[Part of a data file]
'''
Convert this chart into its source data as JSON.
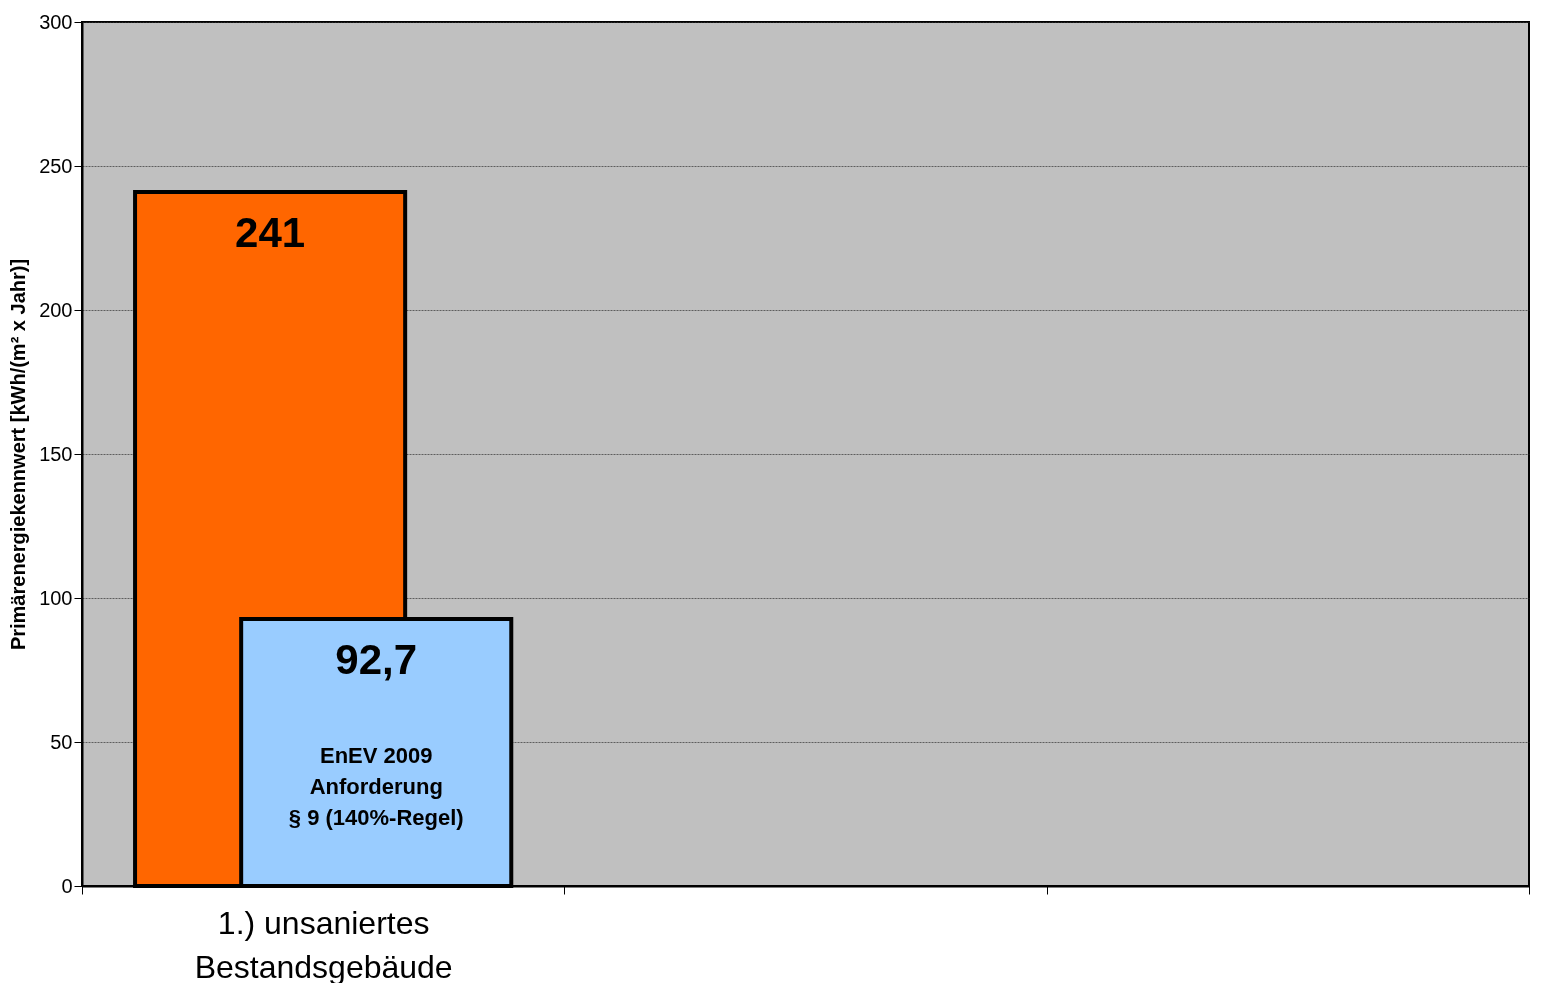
{
  "chart_data": {
    "type": "bar",
    "ylabel": "Primärenergiekennwert [kWh/(m² x Jahr)]",
    "categories": [
      "1.) unsaniertes Bestandsgebäude",
      null,
      null
    ],
    "series": [
      {
        "color": "#ff6600",
        "values": [
          241,
          null,
          null
        ],
        "value_labels": [
          "241",
          null,
          null
        ]
      },
      {
        "color": "#99ccff",
        "values": [
          92.7,
          null,
          null
        ],
        "value_labels": [
          "92,7",
          null,
          null
        ]
      }
    ],
    "ylim": [
      0,
      300
    ],
    "yticks": [
      0,
      50,
      100,
      150,
      200,
      250,
      300
    ],
    "grid": "y",
    "annotations": [
      "EnEV 2009\nAnforderung\n§ 9 (140%-Regel)"
    ]
  }
}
'''
- **WHAT IS BEING ASKED**
Skip every picture and transcribe the data above exactly.

- **COMPLETED EXERCISE**
Convert this chart into its source data as JSON.
{
  "chart_data": {
    "type": "bar",
    "ylabel": "Primärenergiekennwert [kWh/(m² x Jahr)]",
    "categories": [
      "1.) unsaniertes Bestandsgebäude",
      null,
      null
    ],
    "series": [
      {
        "color": "#ff6600",
        "values": [
          241,
          null,
          null
        ],
        "value_labels": [
          "241",
          null,
          null
        ]
      },
      {
        "color": "#99ccff",
        "values": [
          92.7,
          null,
          null
        ],
        "value_labels": [
          "92,7",
          null,
          null
        ]
      }
    ],
    "ylim": [
      0,
      300
    ],
    "yticks": [
      0,
      50,
      100,
      150,
      200,
      250,
      300
    ],
    "grid": "y",
    "annotations": [
      "EnEV 2009\nAnforderung\n§ 9 (140%-Regel)"
    ]
  }
}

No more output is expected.